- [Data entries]

========

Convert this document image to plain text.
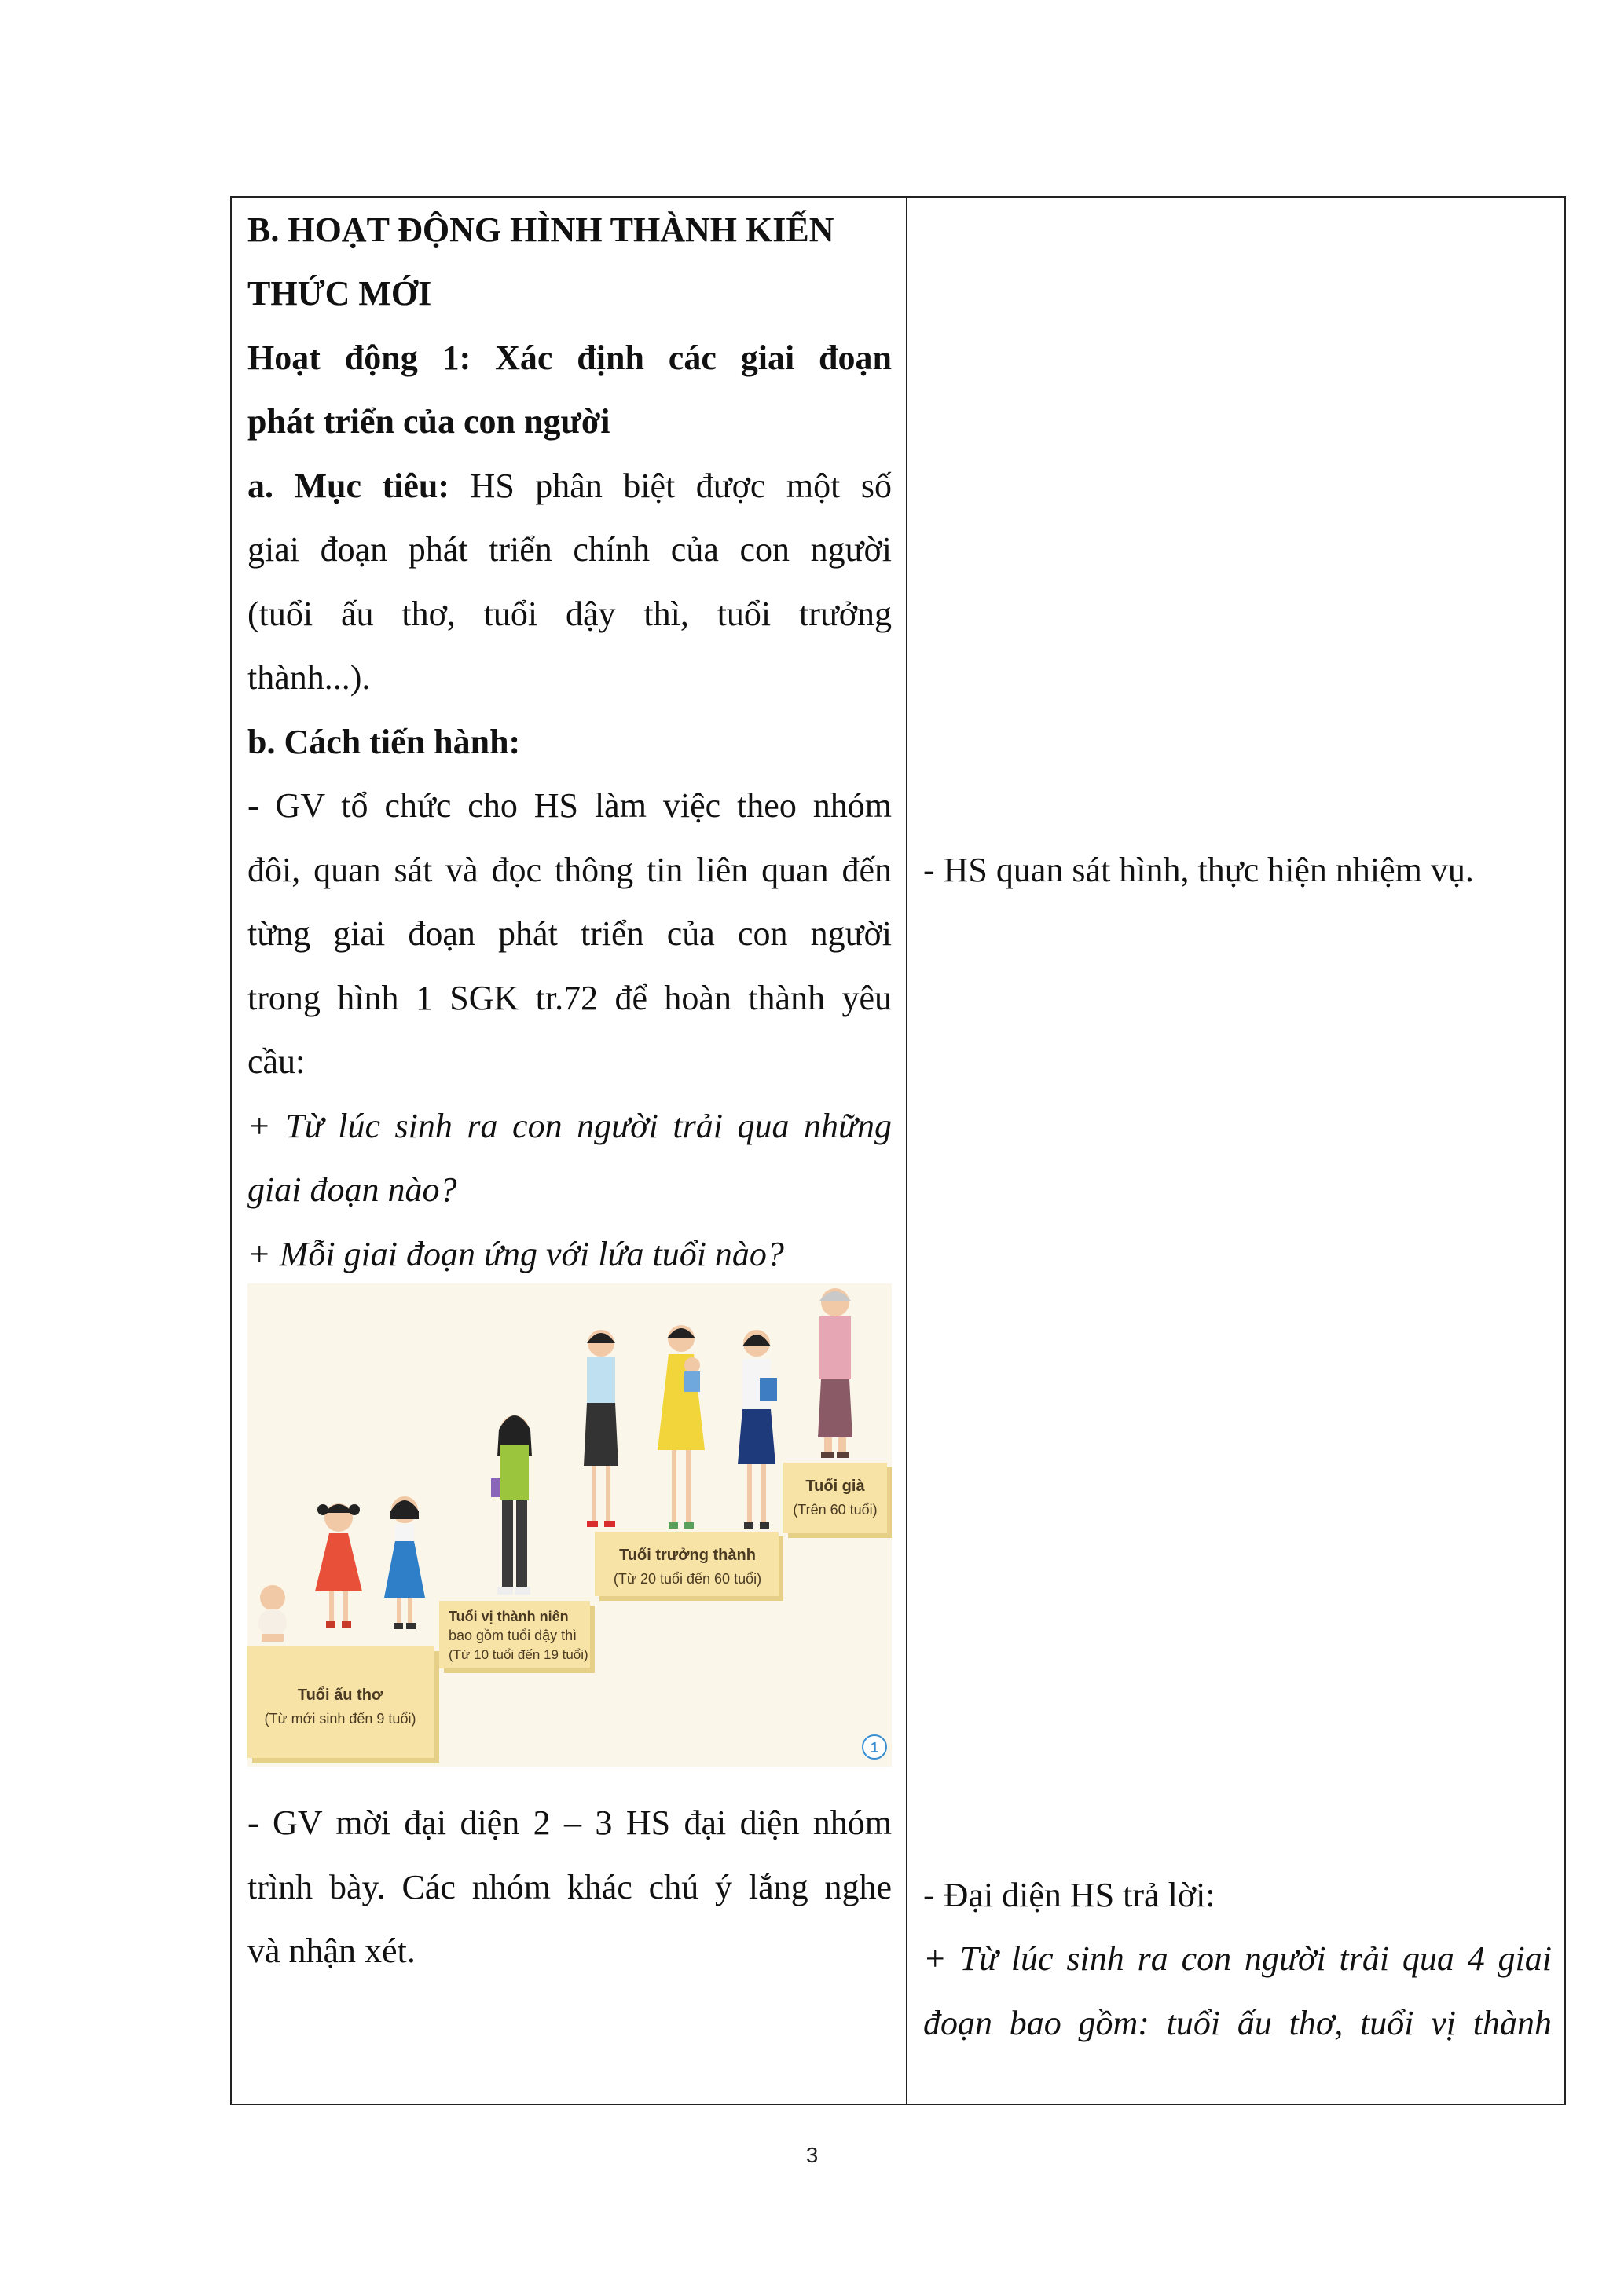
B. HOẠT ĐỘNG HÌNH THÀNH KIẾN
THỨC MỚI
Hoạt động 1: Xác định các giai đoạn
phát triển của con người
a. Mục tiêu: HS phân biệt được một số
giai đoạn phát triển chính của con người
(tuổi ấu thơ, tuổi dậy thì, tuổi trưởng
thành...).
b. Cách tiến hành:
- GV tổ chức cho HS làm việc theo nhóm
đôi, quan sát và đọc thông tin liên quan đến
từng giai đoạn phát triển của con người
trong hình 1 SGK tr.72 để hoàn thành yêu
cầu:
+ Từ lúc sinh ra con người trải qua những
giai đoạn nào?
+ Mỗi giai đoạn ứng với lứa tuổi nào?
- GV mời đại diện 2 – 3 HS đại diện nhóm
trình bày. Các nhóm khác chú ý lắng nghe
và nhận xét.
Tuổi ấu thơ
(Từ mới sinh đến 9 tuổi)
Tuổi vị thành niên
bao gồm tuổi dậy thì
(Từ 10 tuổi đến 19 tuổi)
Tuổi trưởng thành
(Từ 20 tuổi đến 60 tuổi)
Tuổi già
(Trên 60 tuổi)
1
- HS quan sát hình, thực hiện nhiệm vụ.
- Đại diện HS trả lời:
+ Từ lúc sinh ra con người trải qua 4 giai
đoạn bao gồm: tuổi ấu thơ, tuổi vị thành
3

========

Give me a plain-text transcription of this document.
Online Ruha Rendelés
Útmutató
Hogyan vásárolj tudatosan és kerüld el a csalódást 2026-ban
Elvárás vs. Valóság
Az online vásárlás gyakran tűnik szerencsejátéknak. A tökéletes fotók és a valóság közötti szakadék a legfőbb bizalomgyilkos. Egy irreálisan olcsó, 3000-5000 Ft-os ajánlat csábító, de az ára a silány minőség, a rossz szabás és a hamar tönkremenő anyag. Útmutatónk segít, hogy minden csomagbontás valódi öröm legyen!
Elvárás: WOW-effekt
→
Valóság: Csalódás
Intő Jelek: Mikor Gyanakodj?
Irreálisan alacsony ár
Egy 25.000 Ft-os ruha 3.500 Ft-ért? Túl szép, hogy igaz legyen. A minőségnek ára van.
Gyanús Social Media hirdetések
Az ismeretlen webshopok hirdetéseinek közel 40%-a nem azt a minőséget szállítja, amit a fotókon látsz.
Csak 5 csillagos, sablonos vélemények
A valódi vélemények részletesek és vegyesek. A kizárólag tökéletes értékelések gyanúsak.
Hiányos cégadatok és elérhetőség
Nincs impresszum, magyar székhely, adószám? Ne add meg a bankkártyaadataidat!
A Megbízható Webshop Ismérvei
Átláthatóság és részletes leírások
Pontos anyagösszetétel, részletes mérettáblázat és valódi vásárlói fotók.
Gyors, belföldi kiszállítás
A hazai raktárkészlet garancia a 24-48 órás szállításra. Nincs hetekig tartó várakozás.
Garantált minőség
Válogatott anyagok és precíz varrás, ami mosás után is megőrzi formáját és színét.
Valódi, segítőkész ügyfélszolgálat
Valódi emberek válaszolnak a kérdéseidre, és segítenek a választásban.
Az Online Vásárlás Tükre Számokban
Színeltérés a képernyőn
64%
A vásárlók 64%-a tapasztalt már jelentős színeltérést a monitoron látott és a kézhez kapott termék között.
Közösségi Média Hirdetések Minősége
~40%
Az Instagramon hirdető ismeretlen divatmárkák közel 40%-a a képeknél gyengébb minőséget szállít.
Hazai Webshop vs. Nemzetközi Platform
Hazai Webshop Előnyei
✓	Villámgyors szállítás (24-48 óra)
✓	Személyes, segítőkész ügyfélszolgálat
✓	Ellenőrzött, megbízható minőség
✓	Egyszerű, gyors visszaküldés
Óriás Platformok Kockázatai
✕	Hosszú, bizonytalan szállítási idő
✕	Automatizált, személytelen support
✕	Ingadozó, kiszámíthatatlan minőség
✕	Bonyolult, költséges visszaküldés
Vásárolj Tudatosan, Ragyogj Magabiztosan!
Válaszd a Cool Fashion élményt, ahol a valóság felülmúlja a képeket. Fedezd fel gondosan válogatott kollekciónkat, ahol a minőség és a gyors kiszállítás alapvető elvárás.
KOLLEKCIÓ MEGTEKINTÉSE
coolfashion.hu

========

- [Exercise details]
Pull every line holding "this" out of the records.

- [Expected answer]
Convert this document image to plain text.
Give me a plain-text transcription of this document.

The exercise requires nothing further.